#### [Goal]
Give the number of lines in the entries that contain "distribution". State only the count.

__________

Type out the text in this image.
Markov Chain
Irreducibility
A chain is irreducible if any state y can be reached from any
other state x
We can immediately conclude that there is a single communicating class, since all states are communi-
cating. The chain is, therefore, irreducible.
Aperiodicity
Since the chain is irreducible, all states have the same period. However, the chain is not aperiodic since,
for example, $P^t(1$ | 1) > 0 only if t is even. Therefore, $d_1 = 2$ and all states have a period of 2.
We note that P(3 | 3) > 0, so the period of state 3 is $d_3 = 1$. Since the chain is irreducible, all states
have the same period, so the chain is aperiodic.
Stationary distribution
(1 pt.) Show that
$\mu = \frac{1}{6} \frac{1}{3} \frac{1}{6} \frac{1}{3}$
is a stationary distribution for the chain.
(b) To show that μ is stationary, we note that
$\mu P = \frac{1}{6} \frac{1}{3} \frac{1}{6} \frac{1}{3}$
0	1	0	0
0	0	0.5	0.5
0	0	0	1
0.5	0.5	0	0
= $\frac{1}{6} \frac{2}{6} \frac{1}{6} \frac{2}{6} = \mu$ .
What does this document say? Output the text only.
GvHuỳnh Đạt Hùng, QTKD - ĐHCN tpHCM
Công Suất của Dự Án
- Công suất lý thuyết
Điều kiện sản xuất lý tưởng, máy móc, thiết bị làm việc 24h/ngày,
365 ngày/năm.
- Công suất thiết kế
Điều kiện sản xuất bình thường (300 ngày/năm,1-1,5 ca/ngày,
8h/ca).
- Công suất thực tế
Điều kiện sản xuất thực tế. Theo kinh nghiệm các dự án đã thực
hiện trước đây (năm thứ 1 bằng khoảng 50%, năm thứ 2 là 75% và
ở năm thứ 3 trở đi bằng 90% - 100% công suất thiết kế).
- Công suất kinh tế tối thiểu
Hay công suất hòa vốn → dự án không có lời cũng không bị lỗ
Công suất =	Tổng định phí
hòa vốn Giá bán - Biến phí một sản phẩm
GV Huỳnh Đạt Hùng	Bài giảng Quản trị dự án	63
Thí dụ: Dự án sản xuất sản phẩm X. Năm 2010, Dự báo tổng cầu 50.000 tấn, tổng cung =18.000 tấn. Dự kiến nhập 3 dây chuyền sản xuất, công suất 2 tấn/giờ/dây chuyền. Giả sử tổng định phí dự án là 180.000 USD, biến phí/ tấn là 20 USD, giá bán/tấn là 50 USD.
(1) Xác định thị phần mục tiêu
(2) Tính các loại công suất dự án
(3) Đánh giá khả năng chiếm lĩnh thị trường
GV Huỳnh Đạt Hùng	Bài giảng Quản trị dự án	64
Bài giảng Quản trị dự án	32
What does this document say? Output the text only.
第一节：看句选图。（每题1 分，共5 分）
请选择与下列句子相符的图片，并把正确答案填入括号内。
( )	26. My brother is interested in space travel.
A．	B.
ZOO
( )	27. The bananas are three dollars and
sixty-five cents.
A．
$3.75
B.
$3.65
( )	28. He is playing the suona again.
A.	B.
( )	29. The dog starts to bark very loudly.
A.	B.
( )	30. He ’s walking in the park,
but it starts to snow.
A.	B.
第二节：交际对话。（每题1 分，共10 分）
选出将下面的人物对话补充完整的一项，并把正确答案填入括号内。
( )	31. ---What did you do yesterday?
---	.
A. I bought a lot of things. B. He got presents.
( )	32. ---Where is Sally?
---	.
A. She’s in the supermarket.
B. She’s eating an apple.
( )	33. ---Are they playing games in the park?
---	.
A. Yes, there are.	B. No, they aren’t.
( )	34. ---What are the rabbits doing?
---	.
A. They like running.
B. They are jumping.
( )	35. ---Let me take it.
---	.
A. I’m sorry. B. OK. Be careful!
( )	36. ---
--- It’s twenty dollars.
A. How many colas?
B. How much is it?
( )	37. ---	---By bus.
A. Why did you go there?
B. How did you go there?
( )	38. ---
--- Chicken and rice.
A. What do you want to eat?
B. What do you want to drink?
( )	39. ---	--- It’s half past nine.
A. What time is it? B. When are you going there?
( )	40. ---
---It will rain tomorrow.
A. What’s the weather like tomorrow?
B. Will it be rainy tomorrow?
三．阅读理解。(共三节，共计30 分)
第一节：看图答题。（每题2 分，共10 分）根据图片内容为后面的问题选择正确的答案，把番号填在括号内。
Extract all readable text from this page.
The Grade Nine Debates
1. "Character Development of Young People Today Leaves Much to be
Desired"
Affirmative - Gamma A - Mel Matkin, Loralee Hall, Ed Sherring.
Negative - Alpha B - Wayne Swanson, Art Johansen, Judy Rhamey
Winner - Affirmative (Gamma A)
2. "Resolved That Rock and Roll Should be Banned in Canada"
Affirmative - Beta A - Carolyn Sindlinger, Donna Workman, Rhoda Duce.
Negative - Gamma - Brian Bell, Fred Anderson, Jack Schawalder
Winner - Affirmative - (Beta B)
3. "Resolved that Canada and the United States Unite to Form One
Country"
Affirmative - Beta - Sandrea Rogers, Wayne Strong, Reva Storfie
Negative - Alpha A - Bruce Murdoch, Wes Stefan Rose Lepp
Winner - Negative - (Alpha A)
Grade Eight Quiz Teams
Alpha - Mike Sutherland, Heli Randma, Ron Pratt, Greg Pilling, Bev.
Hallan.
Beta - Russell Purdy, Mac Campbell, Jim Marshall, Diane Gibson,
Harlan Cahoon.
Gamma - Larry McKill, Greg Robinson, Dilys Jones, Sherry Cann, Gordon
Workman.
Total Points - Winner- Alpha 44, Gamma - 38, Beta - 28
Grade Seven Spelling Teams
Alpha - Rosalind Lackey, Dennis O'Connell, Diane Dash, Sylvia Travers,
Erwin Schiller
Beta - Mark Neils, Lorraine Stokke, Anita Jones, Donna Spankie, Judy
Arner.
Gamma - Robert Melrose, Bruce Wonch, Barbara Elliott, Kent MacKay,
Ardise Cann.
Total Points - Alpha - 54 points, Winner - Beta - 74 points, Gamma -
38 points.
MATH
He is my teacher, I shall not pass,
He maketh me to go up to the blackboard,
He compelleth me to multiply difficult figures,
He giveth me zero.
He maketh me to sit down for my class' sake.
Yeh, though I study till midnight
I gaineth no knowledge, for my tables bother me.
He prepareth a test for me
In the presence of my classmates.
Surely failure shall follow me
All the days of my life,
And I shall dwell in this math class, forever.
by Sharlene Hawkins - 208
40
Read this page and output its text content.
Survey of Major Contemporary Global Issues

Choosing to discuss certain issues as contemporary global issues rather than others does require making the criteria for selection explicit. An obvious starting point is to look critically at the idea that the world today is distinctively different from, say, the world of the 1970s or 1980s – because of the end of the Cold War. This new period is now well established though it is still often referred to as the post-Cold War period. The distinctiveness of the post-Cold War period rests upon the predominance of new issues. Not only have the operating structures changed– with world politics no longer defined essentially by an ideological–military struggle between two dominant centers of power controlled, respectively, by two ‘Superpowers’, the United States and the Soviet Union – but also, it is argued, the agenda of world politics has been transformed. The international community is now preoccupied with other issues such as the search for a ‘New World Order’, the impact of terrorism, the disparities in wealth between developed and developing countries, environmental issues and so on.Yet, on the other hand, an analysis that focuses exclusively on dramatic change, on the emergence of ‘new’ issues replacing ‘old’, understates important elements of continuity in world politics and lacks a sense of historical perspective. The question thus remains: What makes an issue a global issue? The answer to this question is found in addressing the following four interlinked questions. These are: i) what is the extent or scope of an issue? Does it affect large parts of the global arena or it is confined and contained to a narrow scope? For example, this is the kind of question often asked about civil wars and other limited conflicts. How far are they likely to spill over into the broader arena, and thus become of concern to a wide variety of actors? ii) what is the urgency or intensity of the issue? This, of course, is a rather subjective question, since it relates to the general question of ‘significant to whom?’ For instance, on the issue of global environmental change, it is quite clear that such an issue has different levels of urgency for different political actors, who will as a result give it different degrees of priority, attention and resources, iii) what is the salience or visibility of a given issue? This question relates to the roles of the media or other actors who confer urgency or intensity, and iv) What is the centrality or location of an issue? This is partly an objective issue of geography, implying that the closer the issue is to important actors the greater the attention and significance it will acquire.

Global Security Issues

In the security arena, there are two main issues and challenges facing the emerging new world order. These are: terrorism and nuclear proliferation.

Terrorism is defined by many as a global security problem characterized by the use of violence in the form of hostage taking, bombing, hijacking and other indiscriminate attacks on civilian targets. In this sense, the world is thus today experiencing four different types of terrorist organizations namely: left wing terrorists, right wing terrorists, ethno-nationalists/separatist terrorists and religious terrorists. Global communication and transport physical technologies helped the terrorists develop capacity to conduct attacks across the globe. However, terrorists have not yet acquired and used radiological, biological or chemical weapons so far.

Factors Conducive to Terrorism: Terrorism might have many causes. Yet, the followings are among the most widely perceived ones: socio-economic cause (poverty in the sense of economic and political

__________

#### [Reply to the task]
2